● **Written exercise**: Reproduce every line of the listing as written, apart from the pictures.

● **Records to process**:
+-------+

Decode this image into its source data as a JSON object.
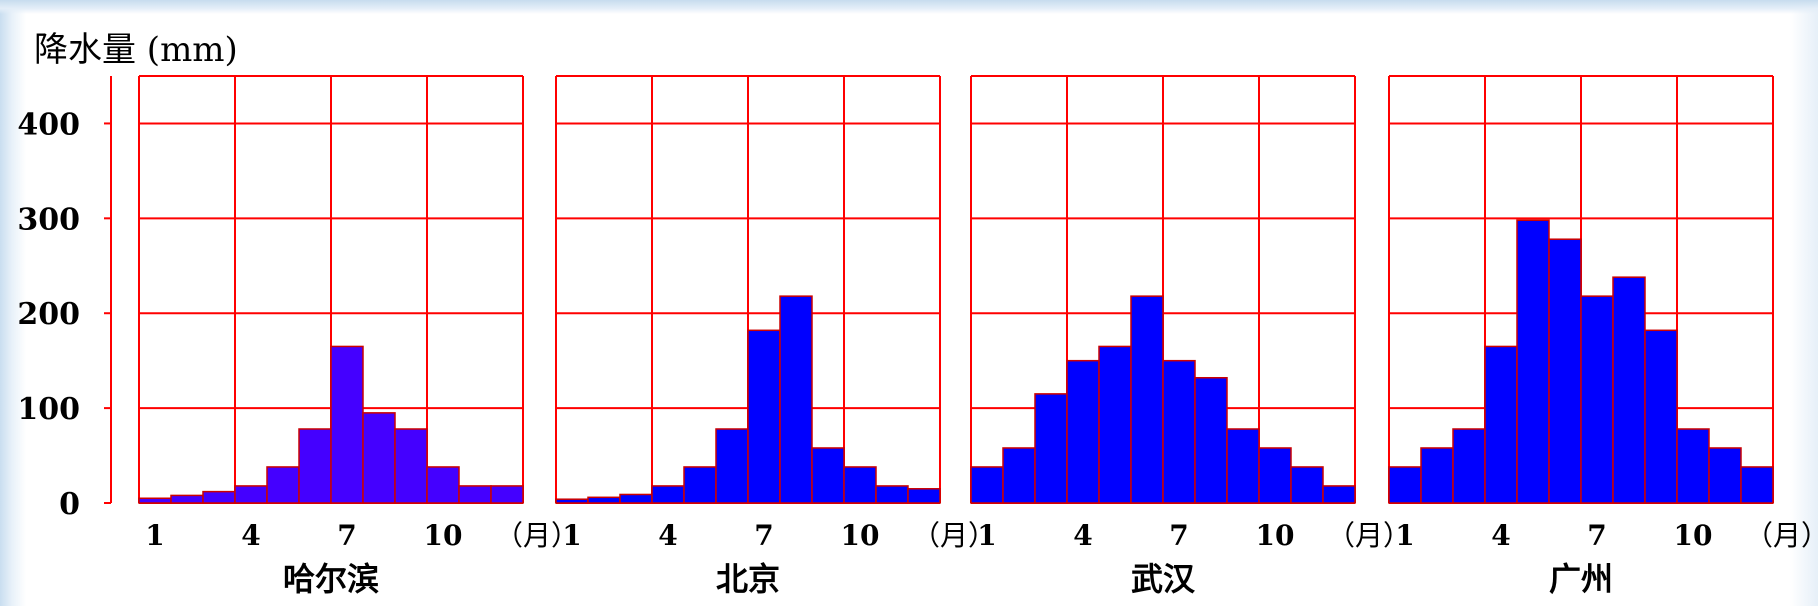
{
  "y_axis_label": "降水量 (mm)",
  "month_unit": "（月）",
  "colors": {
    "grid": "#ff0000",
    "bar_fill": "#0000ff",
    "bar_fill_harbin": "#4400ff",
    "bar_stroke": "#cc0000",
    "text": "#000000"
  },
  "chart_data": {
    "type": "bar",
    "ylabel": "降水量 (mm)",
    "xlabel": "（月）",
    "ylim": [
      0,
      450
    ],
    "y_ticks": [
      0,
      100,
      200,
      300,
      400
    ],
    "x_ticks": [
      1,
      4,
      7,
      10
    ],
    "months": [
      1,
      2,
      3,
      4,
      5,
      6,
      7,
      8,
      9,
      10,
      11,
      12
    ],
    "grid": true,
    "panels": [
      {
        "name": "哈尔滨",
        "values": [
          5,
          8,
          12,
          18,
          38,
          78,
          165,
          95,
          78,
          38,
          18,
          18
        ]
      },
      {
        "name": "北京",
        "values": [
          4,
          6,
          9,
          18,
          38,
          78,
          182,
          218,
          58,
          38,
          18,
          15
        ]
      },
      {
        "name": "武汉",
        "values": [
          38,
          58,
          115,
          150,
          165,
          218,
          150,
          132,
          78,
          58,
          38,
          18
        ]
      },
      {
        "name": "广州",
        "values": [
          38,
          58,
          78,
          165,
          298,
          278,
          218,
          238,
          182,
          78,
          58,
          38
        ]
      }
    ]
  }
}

+-------+

● **Response**:
Decode this image into its source data as a JSON object.
{
  "y_axis_label": "降水量 (mm)",
  "month_unit": "（月）",
  "colors": {
    "grid": "#ff0000",
    "bar_fill": "#0000ff",
    "bar_fill_harbin": "#4400ff",
    "bar_stroke": "#cc0000",
    "text": "#000000"
  },
  "chart_data": {
    "type": "bar",
    "ylabel": "降水量 (mm)",
    "xlabel": "（月）",
    "ylim": [
      0,
      450
    ],
    "y_ticks": [
      0,
      100,
      200,
      300,
      400
    ],
    "x_ticks": [
      1,
      4,
      7,
      10
    ],
    "months": [
      1,
      2,
      3,
      4,
      5,
      6,
      7,
      8,
      9,
      10,
      11,
      12
    ],
    "grid": true,
    "panels": [
      {
        "name": "哈尔滨",
        "values": [
          5,
          8,
          12,
          18,
          38,
          78,
          165,
          95,
          78,
          38,
          18,
          18
        ]
      },
      {
        "name": "北京",
        "values": [
          4,
          6,
          9,
          18,
          38,
          78,
          182,
          218,
          58,
          38,
          18,
          15
        ]
      },
      {
        "name": "武汉",
        "values": [
          38,
          58,
          115,
          150,
          165,
          218,
          150,
          132,
          78,
          58,
          38,
          18
        ]
      },
      {
        "name": "广州",
        "values": [
          38,
          58,
          78,
          165,
          298,
          278,
          218,
          238,
          182,
          78,
          58,
          38
        ]
      }
    ]
  }
}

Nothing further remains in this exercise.